##### Records supplied
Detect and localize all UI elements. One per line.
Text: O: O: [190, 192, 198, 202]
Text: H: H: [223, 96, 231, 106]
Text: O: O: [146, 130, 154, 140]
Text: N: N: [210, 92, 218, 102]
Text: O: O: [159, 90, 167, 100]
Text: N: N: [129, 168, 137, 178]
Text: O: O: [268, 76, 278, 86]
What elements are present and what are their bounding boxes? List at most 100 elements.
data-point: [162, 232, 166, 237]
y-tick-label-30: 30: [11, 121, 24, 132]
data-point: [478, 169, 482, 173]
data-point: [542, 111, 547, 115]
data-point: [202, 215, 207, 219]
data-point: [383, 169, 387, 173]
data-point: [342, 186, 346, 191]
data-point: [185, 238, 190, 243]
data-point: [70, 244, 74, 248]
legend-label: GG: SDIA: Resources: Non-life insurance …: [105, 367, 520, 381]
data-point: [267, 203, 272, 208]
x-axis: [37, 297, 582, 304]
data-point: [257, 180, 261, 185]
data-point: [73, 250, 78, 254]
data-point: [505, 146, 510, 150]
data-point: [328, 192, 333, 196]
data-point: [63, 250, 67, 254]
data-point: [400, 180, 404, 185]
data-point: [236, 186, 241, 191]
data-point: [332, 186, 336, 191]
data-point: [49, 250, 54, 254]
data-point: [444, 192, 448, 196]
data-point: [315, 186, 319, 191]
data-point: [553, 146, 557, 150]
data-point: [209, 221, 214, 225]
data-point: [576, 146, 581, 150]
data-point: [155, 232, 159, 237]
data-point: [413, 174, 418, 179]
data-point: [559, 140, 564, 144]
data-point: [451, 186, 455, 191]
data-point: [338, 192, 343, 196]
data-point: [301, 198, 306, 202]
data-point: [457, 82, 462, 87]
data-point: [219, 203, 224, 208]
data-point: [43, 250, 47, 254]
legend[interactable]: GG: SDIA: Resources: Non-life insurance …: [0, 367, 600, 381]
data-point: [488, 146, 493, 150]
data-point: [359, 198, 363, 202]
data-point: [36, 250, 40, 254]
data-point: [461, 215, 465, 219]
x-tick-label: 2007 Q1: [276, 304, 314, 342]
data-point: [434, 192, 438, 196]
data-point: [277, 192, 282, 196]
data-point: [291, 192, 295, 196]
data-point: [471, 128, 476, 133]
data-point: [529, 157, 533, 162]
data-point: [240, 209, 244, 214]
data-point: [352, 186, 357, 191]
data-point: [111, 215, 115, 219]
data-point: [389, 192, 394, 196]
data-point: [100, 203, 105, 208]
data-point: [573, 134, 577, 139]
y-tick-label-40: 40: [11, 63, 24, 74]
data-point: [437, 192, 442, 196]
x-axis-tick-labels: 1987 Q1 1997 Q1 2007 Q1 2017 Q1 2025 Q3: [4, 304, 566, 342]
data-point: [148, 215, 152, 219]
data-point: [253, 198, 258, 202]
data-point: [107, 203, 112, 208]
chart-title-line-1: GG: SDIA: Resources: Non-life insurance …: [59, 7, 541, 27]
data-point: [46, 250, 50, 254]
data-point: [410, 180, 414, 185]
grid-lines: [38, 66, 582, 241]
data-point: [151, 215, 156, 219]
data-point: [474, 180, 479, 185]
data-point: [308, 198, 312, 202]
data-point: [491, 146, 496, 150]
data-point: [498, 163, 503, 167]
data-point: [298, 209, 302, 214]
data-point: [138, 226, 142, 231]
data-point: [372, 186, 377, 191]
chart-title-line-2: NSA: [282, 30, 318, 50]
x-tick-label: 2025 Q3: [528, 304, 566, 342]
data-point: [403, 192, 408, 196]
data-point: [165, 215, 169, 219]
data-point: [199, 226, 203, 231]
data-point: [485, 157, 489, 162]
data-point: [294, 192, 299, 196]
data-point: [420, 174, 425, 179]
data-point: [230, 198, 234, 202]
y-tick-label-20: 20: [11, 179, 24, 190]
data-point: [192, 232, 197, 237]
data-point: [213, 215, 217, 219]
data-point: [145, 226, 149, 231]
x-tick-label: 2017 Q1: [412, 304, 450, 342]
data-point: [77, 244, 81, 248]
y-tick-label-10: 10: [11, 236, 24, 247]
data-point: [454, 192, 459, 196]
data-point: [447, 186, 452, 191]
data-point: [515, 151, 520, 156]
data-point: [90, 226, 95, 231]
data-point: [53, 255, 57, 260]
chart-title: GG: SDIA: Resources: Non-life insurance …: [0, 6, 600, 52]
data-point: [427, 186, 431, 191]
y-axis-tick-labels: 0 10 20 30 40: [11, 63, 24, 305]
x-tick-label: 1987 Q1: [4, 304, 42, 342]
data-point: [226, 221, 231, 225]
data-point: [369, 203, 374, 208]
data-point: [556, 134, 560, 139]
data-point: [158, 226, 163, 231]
##########
**Required work**
Rewrite the rows as a JSON list of strings with one string per line, starting with the first line and going on through the line with "data-point: [457, 82, 462, 87]". Leave out blank lines.

**Response**
[
  "Detect and localize all UI elements. One per line.",
  "Text: O: O: [190, 192, 198, 202]",
  "Text: H: H: [223, 96, 231, 106]",
  "Text: O: O: [146, 130, 154, 140]",
  "Text: N: N: [210, 92, 218, 102]",
  "Text: O: O: [159, 90, 167, 100]",
  "Text: N: N: [129, 168, 137, 178]",
  "Text: O: O: [268, 76, 278, 86]",
  "What elements are present and what are their bounding boxes? List at most 100 elements.",
  "data-point: [162, 232, 166, 237]",
  "y-tick-label-30: 30: [11, 121, 24, 132]",
  "data-point: [478, 169, 482, 173]",
  "data-point: [542, 111, 547, 115]",
  "data-point: [202, 215, 207, 219]",
  "data-point: [383, 169, 387, 173]",
  "data-point: [342, 186, 346, 191]",
  "data-point: [185, 238, 190, 243]",
  "data-point: [70, 244, 74, 248]",
  "legend-label: GG: SDIA: Resources: Non-life insurance …: [105, 367, 520, 381]",
  "data-point: [267, 203, 272, 208]",
  "x-axis: [37, 297, 582, 304]",
  "data-point: [257, 180, 261, 185]",
  "data-point: [73, 250, 78, 254]",
  "data-point: [505, 146, 510, 150]",
  "data-point: [328, 192, 333, 196]",
  "data-point: [63, 250, 67, 254]",
  "data-point: [400, 180, 404, 185]",
  "data-point: [236, 186, 241, 191]",
  "data-point: [332, 186, 336, 191]",
  "data-point: [49, 250, 54, 254]",
  "data-point: [444, 192, 448, 196]",
  "data-point: [315, 186, 319, 191]",
  "data-point: [553, 146, 557, 150]",
  "data-point: [209, 221, 214, 225]",
  "data-point: [576, 146, 581, 150]",
  "data-point: [155, 232, 159, 237]",
  "data-point: [413, 174, 418, 179]",
  "data-point: [559, 140, 564, 144]",
  "data-point: [451, 186, 455, 191]",
  "data-point: [338, 192, 343, 196]",
  "data-point: [301, 198, 306, 202]",
  "data-point: [457, 82, 462, 87]"
]